* **TASK TO CARRY OUT**
Without including any pictures, copy each entry below exactly.
□ □ □
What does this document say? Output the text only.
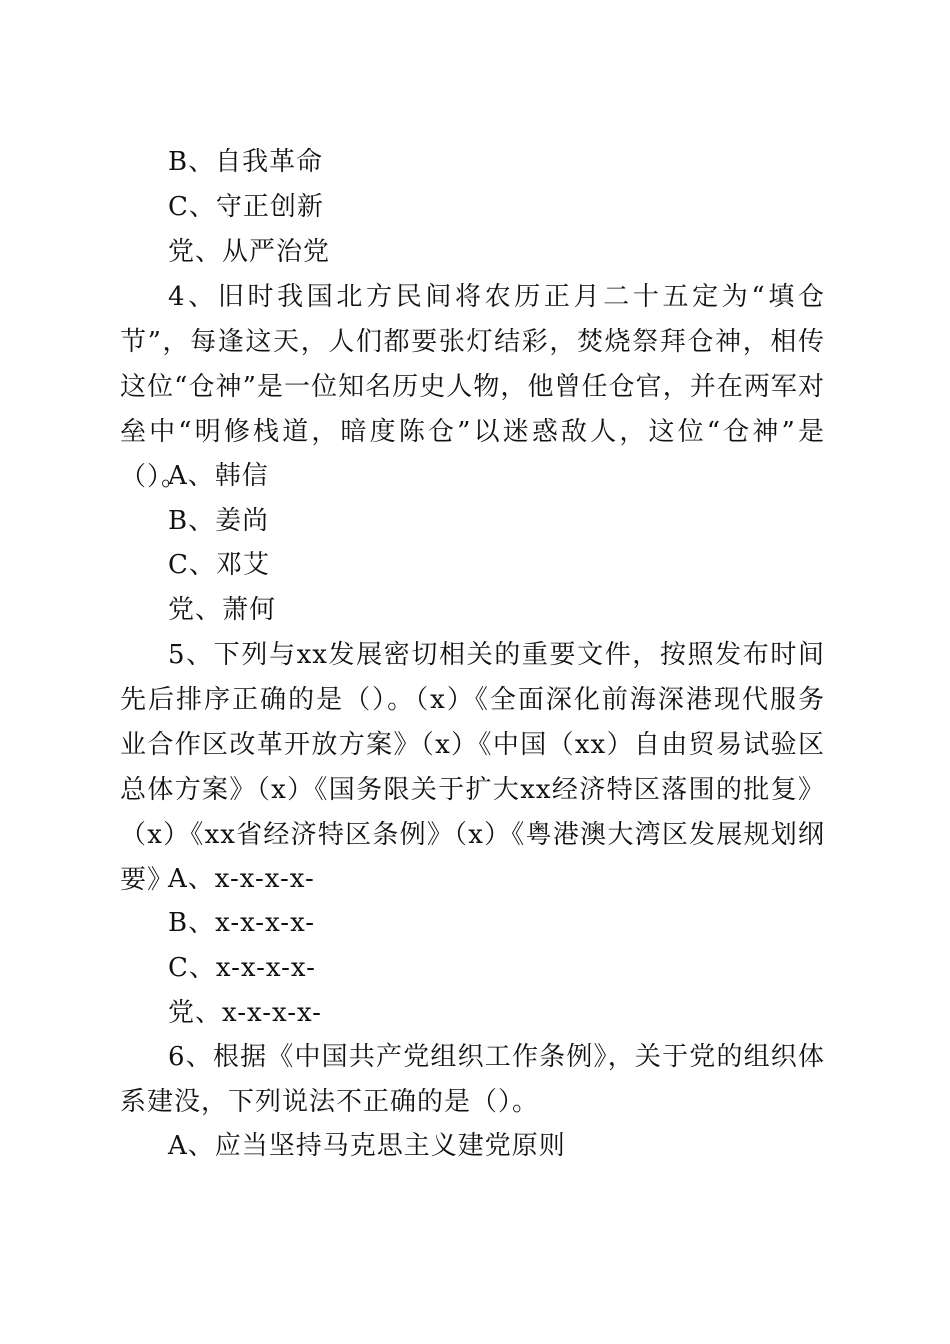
B、自我革命

C、守正创新

党、从严治党

4、旧时我国北方民间将农历正月二十五定为“填仓节”，每逢这天，人们都要张灯结彩，焚烧祭拜仓神，相传这位“仓神”是一位知名历史人物，他曾任仓官，并在两军对垒中“明修栈道，暗度陈仓”以迷惑敌人，这位“仓神”是（）。

A、韩信

B、姜尚

C、邓艾

党、萧何

5、下列与xx发展密切相关的重要文件，按照发布时间先后排序正确的是（）。（x）《全面深化前海深港现代服务业合作区改革开放方案》（x）《中国（xx）自由贸易试验区总体方案》（x）《国务限关于扩大xx经济特区落围的批复》（x）《xx省经济特区条例》（x）《粤港澳大湾区发展规划纲要》

A、x-x-x-x-

B、x-x-x-x-

C、x-x-x-x-

党、x-x-x-x-

6、根据《中国共产党组织工作条例》，关于党的组织体系建没，下列说法不正确的是（）。

A、应当坚持马克思主义建党原则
□ □ □
* **FULL RESPONSE**
What does this document say? Output the text only.
B、自我革命

C、守正创新

党、从严治党

4、旧时我国北方民间将农历正月二十五定为“填仓节”，每逢这天，人们都要张灯结彩，焚烧祭拜仓神，相传这位“仓神”是一位知名历史人物，他曾任仓官，并在两军对垒中“明修栈道，暗度陈仓”以迷惑敌人，这位“仓神”是（）。

A、韩信

B、姜尚

C、邓艾

党、萧何

5、下列与xx发展密切相关的重要文件，按照发布时间先后排序正确的是（）。（x）《全面深化前海深港现代服务业合作区改革开放方案》（x）《中国（xx）自由贸易试验区总体方案》（x）《国务限关于扩大xx经济特区落围的批复》（x）《xx省经济特区条例》（x）《粤港澳大湾区发展规划纲要》

A、x-x-x-x-

B、x-x-x-x-

C、x-x-x-x-

党、x-x-x-x-

6、根据《中国共产党组织工作条例》，关于党的组织体系建没，下列说法不正确的是（）。

A、应当坚持马克思主义建党原则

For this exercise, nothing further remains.